(PROBLEM TO WORK ON): Return each line containing the string "SUBMITTALS".

━━ AVAILABLE DATA ━━

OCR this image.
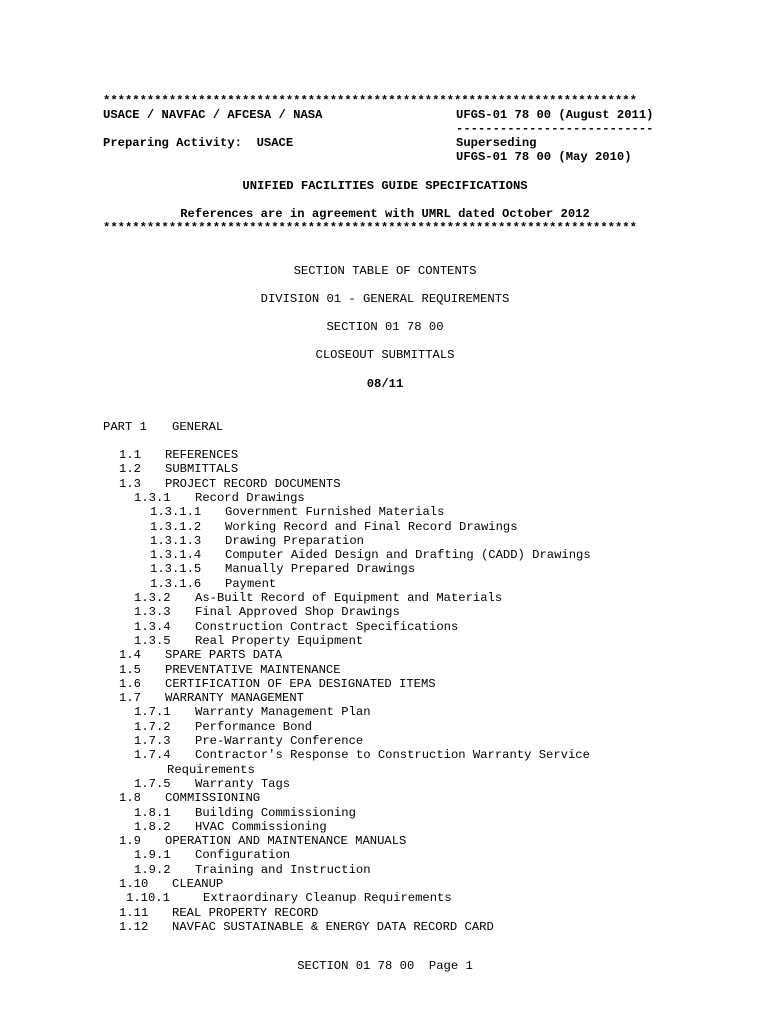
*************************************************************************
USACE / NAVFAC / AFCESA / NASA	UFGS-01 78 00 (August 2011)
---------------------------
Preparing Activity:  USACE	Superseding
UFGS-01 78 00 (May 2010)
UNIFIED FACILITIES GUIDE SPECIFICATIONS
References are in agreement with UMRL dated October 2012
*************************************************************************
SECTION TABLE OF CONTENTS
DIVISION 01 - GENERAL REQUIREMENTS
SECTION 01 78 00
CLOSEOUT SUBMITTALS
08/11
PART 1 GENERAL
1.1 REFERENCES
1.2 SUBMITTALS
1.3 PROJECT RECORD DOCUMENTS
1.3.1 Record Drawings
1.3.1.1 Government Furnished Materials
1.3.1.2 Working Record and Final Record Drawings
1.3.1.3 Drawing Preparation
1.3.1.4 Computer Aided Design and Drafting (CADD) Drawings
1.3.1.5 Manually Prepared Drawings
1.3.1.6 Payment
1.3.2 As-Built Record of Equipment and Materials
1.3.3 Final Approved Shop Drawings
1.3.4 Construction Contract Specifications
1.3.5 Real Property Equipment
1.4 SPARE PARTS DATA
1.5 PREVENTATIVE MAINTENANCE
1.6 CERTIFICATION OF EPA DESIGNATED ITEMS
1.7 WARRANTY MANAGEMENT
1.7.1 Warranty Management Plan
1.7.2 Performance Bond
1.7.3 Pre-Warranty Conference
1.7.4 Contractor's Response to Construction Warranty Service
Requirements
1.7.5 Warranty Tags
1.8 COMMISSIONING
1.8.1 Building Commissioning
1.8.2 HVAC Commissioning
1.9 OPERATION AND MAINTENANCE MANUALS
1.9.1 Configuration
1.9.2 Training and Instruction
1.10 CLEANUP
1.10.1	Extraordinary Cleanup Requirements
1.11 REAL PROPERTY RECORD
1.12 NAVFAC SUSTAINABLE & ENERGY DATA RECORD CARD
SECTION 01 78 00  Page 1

━━━
━━ AVAILABLE DATA ━━

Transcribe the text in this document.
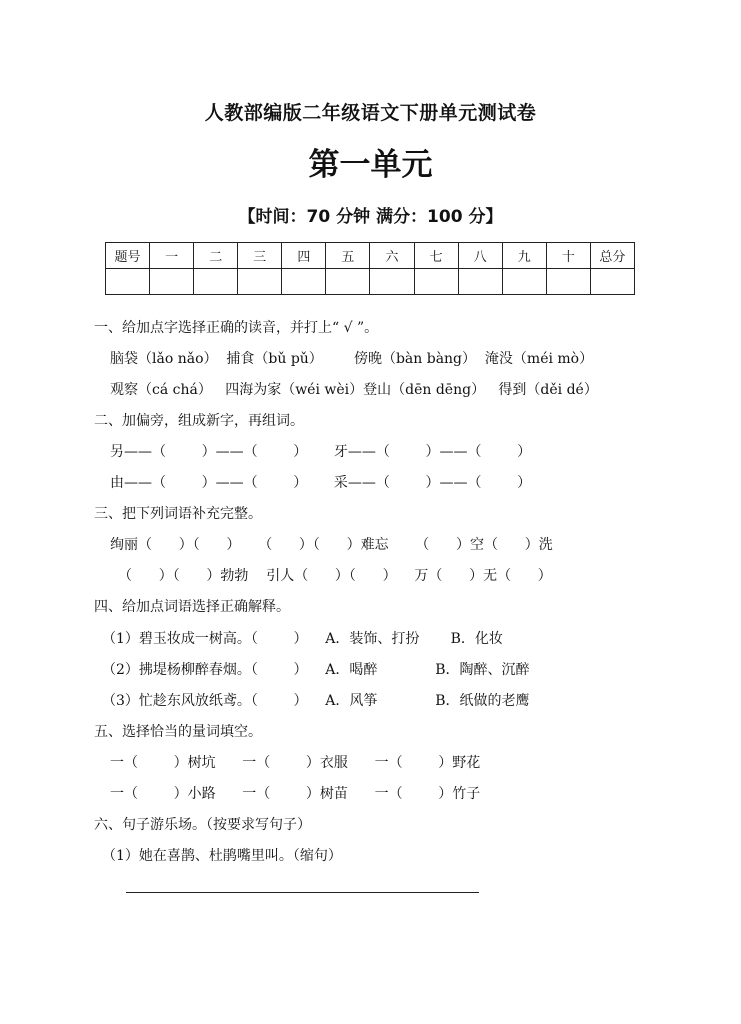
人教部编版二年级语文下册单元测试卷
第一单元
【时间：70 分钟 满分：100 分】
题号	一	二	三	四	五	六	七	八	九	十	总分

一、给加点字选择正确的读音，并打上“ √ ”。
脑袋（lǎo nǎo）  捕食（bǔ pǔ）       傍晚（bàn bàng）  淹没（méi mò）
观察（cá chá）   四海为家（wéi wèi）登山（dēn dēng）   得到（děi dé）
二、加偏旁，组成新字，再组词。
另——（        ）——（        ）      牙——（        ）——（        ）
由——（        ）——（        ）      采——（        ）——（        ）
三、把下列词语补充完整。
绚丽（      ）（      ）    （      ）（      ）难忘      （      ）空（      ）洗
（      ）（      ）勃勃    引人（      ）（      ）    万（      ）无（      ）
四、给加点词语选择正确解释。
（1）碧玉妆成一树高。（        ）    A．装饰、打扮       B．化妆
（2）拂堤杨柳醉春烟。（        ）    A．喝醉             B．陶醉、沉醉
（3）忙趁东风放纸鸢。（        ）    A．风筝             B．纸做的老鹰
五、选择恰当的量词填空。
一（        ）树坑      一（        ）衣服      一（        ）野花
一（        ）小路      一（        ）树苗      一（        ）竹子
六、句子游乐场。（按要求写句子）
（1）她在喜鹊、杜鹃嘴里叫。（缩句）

━━━

(COMPLETED TASK):
CLOSEOUT SUBMITTALS
1.2 SUBMITTALS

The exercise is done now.